#### SET TASK
Reproduce exactly the lines from the one containing "Output a JSON" through the end of the entries, including both. Drop the pictures.

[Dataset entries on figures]
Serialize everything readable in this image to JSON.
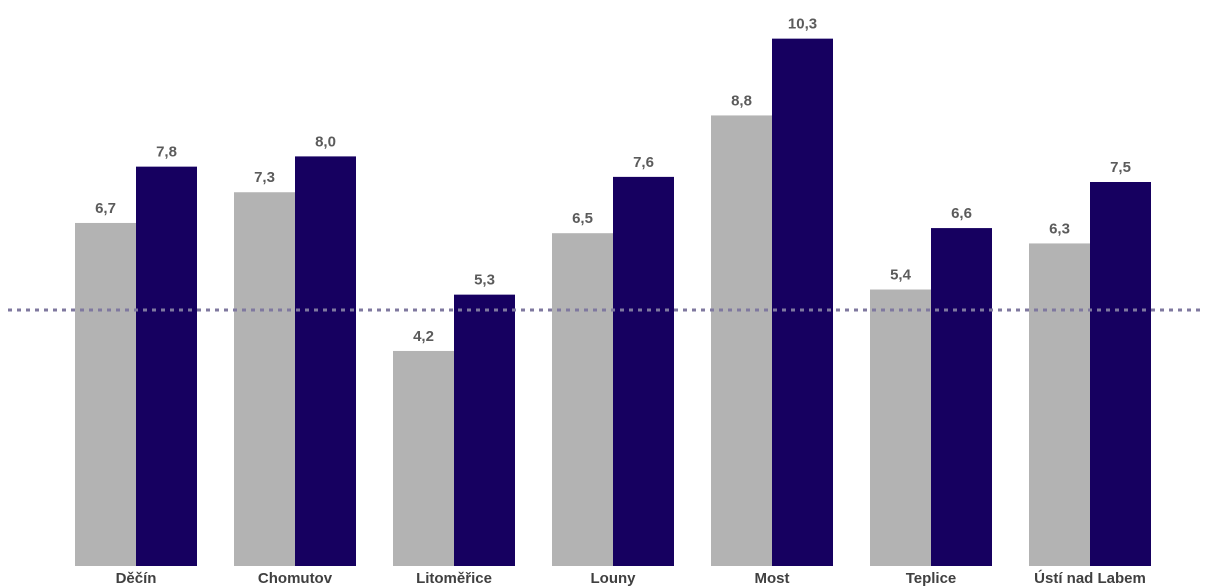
{
  "chart_data": {
    "type": "bar",
    "categories": [
      "Děčín",
      "Chomutov",
      "Litoměřice",
      "Louny",
      "Most",
      "Teplice",
      "Ústí nad Labem"
    ],
    "series": [
      {
        "values": [
          6.7,
          7.3,
          4.2,
          6.5,
          8.8,
          5.4,
          6.3
        ],
        "color": "#b3b3b3"
      },
      {
        "values": [
          7.8,
          8.0,
          5.3,
          7.6,
          10.3,
          6.6,
          7.5
        ],
        "color": "#160060"
      }
    ],
    "value_labels": {
      "0": [
        "6,7",
        "7,3",
        "4,2",
        "6,5",
        "8,8",
        "5,4",
        "6,3"
      ],
      "1": [
        "7,8",
        "8,0",
        "5,3",
        "7,6",
        "10,3",
        "6,6",
        "7,5"
      ]
    },
    "reference_line": {
      "value": 5.0,
      "style": "dotted",
      "color": "#7f789f"
    },
    "ylim": [
      0,
      10.6
    ],
    "grid": false,
    "title": "",
    "xlabel": "",
    "ylabel": ""
  }
}
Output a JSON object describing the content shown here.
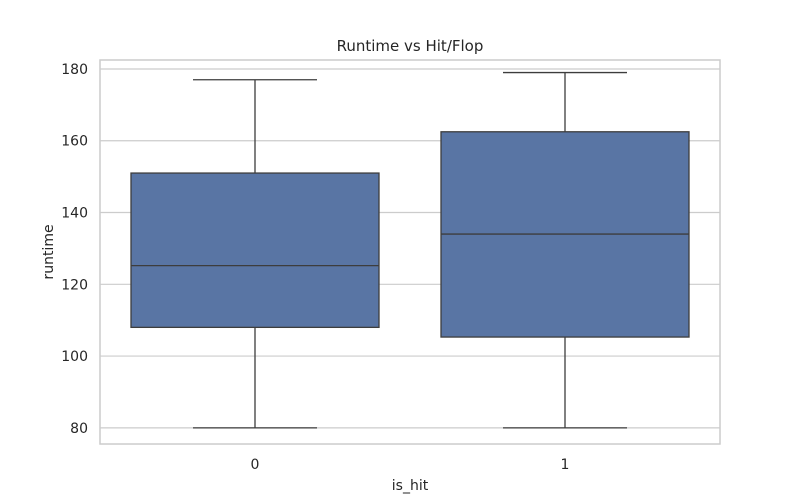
{
  "chart_data": {
    "type": "box",
    "title": "Runtime vs Hit/Flop",
    "xlabel": "is_hit",
    "ylabel": "runtime",
    "categories": [
      "0",
      "1"
    ],
    "ylim": [
      75.5,
      182.5
    ],
    "yticks": [
      80,
      100,
      120,
      140,
      160,
      180
    ],
    "grid": true,
    "box_color": "#5975a4",
    "line_color": "#3d3d3d",
    "boxes": [
      {
        "category": "0",
        "whisker_low": 80,
        "q1": 108,
        "median": 125.2,
        "q3": 151,
        "whisker_high": 177
      },
      {
        "category": "1",
        "whisker_low": 80,
        "q1": 105.3,
        "median": 134,
        "q3": 162.5,
        "whisker_high": 179
      }
    ]
  }
}
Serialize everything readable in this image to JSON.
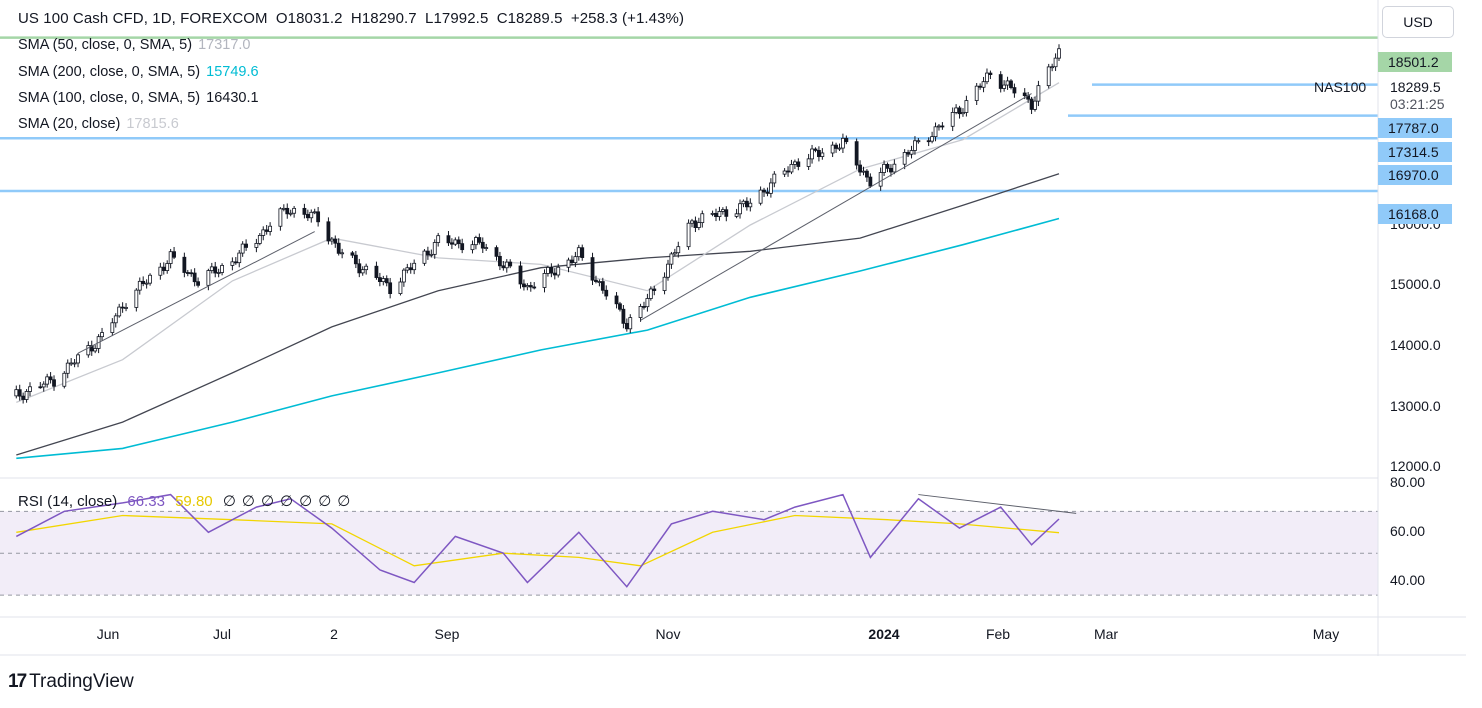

#### RESPONSE BELOW
Output a JSON object describing the content shown here.
{
  "chart_data": {
    "type": "box",
    "title": "Runtime vs Hit/Flop",
    "xlabel": "is_hit",
    "ylabel": "runtime",
    "categories": [
      "0",
      "1"
    ],
    "ylim": [
      75.5,
      182.5
    ],
    "yticks": [
      80,
      100,
      120,
      140,
      160,
      180
    ],
    "grid": true,
    "box_color": "#5975a4",
    "line_color": "#3d3d3d",
    "boxes": [
      {
        "category": "0",
        "whisker_low": 80,
        "q1": 108,
        "median": 125.2,
        "q3": 151,
        "whisker_high": 177
      },
      {
        "category": "1",
        "whisker_low": 80,
        "q1": 105.3,
        "median": 134,
        "q3": 162.5,
        "whisker_high": 179
      }
    ]
  }
}
Serialize everything readable in this image to JSON.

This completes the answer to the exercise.